- **Entries**
########

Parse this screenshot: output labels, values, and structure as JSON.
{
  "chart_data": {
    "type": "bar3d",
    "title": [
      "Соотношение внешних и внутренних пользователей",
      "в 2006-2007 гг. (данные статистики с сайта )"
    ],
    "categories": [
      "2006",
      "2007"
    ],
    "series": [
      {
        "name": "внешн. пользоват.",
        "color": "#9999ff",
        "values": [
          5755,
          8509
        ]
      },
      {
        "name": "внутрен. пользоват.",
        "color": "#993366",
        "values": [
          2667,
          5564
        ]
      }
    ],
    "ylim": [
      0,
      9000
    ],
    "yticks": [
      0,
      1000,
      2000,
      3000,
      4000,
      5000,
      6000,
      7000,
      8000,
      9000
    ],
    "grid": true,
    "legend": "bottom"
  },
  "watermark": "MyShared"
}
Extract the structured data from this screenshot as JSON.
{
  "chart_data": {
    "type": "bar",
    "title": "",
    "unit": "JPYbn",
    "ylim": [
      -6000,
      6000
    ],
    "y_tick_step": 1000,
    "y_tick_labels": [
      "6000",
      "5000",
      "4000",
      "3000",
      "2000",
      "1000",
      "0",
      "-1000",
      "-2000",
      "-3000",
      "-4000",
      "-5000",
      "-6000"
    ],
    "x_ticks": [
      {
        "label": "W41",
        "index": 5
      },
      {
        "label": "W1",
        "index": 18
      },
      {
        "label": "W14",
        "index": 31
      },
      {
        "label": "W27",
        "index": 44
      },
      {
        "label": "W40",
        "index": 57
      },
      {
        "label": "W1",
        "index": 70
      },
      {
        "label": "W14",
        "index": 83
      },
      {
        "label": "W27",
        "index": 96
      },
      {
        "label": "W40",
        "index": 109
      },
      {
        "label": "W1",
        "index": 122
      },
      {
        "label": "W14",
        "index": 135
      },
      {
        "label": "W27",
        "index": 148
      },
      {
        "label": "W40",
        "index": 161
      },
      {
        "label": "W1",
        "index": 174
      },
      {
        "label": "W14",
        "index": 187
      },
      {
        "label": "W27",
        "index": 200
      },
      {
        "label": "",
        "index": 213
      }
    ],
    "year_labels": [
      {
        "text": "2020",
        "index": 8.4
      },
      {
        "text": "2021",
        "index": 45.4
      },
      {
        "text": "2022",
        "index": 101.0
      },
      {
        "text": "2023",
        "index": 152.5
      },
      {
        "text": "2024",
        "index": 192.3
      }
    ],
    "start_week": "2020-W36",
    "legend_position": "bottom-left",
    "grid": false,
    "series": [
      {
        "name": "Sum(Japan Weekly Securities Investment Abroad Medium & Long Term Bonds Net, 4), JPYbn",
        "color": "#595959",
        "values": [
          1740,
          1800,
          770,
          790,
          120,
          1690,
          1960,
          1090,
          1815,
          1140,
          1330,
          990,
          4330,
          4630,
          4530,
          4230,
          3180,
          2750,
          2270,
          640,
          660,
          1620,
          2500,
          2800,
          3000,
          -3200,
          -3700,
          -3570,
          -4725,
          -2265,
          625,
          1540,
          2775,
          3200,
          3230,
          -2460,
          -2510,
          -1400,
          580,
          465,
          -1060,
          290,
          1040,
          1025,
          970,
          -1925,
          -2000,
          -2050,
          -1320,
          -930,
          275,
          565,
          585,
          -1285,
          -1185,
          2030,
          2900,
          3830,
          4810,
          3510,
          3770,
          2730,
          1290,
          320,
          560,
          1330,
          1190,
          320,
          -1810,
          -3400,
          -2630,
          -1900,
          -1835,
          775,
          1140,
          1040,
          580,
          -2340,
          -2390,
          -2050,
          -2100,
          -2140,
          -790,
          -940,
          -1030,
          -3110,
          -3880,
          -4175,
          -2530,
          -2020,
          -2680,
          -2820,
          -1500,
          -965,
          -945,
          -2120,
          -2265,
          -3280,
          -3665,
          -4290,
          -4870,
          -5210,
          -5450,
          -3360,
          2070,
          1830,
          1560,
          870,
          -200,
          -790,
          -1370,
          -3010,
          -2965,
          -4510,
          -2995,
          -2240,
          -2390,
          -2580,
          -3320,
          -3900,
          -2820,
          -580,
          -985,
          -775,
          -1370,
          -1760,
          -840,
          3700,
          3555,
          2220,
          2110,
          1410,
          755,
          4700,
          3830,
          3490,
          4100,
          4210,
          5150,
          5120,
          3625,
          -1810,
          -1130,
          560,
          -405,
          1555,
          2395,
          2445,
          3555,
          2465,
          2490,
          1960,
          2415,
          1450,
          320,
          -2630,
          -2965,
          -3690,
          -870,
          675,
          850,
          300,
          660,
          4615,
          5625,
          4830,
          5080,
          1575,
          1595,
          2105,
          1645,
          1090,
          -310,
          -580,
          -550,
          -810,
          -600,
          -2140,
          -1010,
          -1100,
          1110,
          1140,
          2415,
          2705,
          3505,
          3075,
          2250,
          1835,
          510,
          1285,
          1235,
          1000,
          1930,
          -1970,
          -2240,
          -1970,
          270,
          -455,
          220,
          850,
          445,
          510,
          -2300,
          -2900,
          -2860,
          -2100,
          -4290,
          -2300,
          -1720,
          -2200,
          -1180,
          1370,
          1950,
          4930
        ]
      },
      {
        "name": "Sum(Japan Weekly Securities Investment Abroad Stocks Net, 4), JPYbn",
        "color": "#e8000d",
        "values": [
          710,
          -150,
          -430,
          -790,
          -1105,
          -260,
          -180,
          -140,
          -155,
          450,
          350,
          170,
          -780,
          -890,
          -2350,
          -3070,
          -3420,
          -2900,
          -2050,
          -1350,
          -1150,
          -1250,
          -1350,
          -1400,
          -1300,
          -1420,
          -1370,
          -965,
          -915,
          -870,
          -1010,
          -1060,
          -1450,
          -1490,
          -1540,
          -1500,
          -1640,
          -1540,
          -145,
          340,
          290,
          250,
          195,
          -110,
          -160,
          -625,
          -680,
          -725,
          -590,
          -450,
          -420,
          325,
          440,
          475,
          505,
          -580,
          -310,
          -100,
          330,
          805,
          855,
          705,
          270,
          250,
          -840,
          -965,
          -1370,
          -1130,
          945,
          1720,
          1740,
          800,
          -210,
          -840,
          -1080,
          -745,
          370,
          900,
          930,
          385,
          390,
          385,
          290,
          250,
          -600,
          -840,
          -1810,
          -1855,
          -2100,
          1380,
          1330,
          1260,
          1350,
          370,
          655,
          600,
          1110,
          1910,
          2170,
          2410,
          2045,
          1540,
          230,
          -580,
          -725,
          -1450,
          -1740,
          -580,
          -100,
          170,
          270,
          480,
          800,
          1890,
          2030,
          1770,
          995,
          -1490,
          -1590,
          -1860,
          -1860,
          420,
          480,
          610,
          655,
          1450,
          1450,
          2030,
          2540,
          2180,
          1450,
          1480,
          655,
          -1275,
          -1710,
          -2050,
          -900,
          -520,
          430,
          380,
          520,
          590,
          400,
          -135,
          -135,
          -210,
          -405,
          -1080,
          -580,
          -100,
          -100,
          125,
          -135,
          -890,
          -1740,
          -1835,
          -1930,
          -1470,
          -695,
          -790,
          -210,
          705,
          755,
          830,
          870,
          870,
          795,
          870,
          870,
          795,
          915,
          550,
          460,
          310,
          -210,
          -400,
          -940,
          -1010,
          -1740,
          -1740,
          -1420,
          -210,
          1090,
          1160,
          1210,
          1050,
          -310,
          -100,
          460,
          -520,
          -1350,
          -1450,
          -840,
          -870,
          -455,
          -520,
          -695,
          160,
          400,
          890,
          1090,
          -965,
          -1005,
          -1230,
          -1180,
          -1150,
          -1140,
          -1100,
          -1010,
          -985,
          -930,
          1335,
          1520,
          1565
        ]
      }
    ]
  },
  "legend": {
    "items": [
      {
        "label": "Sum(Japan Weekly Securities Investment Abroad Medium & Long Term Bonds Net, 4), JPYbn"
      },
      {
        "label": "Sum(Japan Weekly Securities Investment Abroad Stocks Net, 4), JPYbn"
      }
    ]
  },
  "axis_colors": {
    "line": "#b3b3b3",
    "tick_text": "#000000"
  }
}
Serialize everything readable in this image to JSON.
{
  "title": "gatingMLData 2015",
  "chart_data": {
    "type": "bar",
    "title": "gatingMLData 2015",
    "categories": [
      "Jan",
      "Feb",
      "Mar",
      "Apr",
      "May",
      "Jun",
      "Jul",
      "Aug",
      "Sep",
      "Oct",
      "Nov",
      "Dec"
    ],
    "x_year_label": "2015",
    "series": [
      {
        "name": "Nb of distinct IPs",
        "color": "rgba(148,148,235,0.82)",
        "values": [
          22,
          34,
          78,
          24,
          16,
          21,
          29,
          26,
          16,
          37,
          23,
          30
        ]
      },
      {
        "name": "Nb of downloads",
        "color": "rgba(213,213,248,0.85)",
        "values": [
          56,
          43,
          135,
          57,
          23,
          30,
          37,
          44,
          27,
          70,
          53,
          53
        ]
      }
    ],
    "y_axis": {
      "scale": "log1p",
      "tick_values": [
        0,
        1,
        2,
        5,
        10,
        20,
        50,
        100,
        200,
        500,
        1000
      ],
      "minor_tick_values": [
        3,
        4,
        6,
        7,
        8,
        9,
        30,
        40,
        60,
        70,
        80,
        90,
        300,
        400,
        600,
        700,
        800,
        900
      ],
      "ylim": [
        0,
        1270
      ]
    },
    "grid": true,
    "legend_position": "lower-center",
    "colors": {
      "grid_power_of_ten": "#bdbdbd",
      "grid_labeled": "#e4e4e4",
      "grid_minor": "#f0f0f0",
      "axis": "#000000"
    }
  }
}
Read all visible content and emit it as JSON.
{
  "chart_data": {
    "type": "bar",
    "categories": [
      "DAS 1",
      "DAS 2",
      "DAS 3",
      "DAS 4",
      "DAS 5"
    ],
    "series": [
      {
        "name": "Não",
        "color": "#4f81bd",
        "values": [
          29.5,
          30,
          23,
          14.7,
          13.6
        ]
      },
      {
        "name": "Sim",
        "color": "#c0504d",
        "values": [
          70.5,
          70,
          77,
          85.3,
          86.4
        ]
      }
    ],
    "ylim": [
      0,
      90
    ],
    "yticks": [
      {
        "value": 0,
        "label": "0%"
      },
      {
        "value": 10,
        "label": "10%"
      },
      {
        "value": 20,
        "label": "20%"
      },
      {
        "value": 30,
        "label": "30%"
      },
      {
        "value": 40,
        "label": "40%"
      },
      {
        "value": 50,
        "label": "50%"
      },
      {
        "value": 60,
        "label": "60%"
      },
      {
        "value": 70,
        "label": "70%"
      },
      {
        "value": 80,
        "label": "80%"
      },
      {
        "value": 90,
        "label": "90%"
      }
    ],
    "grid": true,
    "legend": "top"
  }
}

########

- **Exercise details**
Read the data above. Pull out each line in which the string "JSON" appears.

- **Solution to the problem**
Parse this screenshot: output labels, values, and structure as JSON.
Extract the structured data from this screenshot as JSON.
Serialize everything readable in this image to JSON.
Read all visible content and emit it as JSON.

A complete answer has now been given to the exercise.